Records from a data source:
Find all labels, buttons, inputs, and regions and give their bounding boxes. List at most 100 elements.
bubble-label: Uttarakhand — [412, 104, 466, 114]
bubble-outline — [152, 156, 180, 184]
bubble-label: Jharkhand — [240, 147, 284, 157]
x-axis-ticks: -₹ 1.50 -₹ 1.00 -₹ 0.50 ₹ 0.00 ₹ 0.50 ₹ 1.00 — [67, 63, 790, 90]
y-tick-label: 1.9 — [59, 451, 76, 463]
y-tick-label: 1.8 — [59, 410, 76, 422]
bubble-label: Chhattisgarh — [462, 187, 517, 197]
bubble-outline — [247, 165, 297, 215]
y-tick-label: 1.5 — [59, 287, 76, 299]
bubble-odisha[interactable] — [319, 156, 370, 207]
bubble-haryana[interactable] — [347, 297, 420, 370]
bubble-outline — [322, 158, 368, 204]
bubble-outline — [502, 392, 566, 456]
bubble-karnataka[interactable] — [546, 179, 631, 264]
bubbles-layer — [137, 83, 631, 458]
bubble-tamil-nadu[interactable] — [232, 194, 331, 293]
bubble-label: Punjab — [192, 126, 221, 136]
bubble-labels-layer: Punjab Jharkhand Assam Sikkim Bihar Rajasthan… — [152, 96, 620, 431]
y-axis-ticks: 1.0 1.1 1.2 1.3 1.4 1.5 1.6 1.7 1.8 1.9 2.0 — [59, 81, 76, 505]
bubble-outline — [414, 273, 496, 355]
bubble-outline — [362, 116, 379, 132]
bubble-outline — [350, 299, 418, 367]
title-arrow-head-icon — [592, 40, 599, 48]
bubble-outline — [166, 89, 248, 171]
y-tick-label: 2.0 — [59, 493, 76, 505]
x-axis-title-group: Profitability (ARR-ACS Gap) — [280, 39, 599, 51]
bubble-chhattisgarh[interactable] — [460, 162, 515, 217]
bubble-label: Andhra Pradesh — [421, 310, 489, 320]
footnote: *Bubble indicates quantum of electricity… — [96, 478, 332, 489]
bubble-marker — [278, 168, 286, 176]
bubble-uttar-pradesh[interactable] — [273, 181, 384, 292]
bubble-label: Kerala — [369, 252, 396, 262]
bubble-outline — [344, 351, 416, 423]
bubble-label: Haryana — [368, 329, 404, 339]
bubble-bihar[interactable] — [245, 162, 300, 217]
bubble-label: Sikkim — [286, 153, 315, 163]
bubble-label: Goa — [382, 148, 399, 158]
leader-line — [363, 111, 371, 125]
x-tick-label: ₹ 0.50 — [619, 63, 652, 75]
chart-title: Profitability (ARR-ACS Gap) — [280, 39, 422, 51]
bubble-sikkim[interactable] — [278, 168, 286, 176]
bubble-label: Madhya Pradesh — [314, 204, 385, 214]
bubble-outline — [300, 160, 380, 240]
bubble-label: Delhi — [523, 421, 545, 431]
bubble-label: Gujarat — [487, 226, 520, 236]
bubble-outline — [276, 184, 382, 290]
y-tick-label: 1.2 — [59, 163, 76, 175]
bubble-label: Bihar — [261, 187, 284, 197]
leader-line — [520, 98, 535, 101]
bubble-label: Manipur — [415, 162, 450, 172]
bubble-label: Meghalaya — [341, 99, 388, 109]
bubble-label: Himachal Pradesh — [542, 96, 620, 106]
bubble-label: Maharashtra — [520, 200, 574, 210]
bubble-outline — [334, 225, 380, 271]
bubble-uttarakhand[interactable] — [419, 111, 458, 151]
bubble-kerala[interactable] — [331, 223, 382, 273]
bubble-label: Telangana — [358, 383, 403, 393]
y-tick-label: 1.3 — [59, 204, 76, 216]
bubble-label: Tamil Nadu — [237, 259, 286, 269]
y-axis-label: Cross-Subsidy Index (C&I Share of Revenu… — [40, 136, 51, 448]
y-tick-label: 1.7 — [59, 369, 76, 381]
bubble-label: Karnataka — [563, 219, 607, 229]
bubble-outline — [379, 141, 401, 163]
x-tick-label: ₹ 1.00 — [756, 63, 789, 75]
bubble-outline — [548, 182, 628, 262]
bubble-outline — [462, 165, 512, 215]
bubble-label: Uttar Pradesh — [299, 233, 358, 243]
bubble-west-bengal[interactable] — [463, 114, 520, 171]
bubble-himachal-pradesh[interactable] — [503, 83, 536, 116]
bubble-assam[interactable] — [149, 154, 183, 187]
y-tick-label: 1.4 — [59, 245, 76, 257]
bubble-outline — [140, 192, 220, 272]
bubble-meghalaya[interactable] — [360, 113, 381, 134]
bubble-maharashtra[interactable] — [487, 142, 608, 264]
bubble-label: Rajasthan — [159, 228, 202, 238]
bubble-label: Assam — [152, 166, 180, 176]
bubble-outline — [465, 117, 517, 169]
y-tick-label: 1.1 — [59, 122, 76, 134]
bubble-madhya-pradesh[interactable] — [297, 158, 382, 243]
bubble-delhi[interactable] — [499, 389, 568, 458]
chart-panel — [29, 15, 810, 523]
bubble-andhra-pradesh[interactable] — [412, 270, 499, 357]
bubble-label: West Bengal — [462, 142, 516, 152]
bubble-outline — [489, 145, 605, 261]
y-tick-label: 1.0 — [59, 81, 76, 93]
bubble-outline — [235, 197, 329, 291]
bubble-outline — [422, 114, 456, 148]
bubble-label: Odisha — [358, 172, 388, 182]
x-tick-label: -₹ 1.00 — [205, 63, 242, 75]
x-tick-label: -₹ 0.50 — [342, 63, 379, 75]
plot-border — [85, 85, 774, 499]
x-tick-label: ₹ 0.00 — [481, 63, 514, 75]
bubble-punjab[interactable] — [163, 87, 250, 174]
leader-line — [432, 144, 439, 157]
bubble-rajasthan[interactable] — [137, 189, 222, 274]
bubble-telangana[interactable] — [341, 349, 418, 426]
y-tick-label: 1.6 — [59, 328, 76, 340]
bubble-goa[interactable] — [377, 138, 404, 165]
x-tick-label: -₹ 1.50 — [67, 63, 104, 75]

* * *

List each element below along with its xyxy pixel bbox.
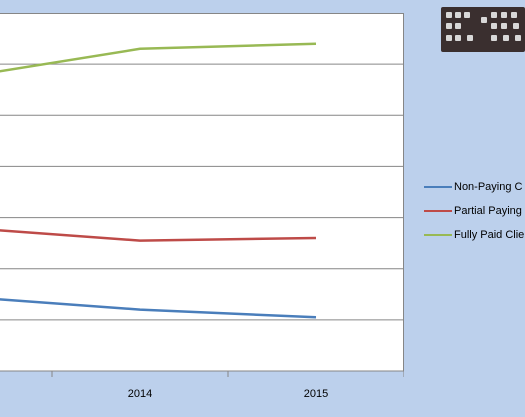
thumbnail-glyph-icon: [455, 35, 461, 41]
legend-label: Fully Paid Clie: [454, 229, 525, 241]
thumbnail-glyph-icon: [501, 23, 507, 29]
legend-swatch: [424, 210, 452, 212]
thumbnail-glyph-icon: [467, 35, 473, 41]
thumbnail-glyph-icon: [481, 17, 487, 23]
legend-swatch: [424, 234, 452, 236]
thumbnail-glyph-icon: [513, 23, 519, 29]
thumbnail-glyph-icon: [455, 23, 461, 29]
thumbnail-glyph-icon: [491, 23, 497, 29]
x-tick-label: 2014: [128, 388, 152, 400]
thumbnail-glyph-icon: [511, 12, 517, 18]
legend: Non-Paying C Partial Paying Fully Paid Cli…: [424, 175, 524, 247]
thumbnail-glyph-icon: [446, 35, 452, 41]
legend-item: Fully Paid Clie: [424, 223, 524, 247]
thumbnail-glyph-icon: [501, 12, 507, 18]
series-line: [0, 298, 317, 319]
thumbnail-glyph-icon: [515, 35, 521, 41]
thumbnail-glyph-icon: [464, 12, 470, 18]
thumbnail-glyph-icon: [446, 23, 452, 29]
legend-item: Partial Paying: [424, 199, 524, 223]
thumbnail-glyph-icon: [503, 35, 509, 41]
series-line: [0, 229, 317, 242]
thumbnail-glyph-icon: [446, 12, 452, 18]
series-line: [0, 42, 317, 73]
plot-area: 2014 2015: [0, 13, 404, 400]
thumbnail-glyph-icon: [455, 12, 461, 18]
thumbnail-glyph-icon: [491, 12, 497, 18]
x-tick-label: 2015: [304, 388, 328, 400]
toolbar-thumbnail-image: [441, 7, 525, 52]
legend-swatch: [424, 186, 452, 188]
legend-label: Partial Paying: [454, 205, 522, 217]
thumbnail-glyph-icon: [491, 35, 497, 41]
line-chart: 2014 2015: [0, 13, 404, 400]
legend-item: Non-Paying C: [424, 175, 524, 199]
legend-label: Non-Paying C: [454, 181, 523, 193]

**Do this**
Format the records from the line containing "Find all labels, buttons, inputs, and" through the line containing "y-tick-label: 2.0 — [59, 493, 76, 505]", both included, as a JSON list of strings with one string per line and blank lines omitted.

**Final result**
[
  "Find all labels, buttons, inputs, and regions and give their bounding boxes. List at most 100 elements.",
  "bubble-label: Uttarakhand — [412, 104, 466, 114]",
  "bubble-outline — [152, 156, 180, 184]",
  "bubble-label: Jharkhand — [240, 147, 284, 157]",
  "x-axis-ticks: -₹ 1.50 -₹ 1.00 -₹ 0.50 ₹ 0.00 ₹ 0.50 ₹ 1.00 — [67, 63, 790, 90]",
  "y-tick-label: 1.9 — [59, 451, 76, 463]",
  "y-tick-label: 1.8 — [59, 410, 76, 422]",
  "bubble-label: Chhattisgarh — [462, 187, 517, 197]",
  "bubble-outline — [247, 165, 297, 215]",
  "y-tick-label: 1.5 — [59, 287, 76, 299]",
  "bubble-odisha[interactable] — [319, 156, 370, 207]",
  "bubble-haryana[interactable] — [347, 297, 420, 370]",
  "bubble-outline — [322, 158, 368, 204]",
  "bubble-outline — [502, 392, 566, 456]",
  "bubble-karnataka[interactable] — [546, 179, 631, 264]",
  "bubbles-layer — [137, 83, 631, 458]",
  "bubble-tamil-nadu[interactable] — [232, 194, 331, 293]",
  "bubble-label: Punjab — [192, 126, 221, 136]",
  "bubble-labels-layer: Punjab Jharkhand Assam Sikkim Bihar Rajasthan… — [152, 96, 620, 431]",
  "y-axis-ticks: 1.0 1.1 1.2 1.3 1.4 1.5 1.6 1.7 1.8 1.9 2.0 — [59, 81, 76, 505]",
  "bubble-outline — [414, 273, 496, 355]",
  "bubble-outline — [362, 116, 379, 132]",
  "bubble-outline — [350, 299, 418, 367]",
  "title-arrow-head-icon — [592, 40, 599, 48]",
  "bubble-outline — [166, 89, 248, 171]",
  "y-tick-label: 2.0 — [59, 493, 76, 505]"
]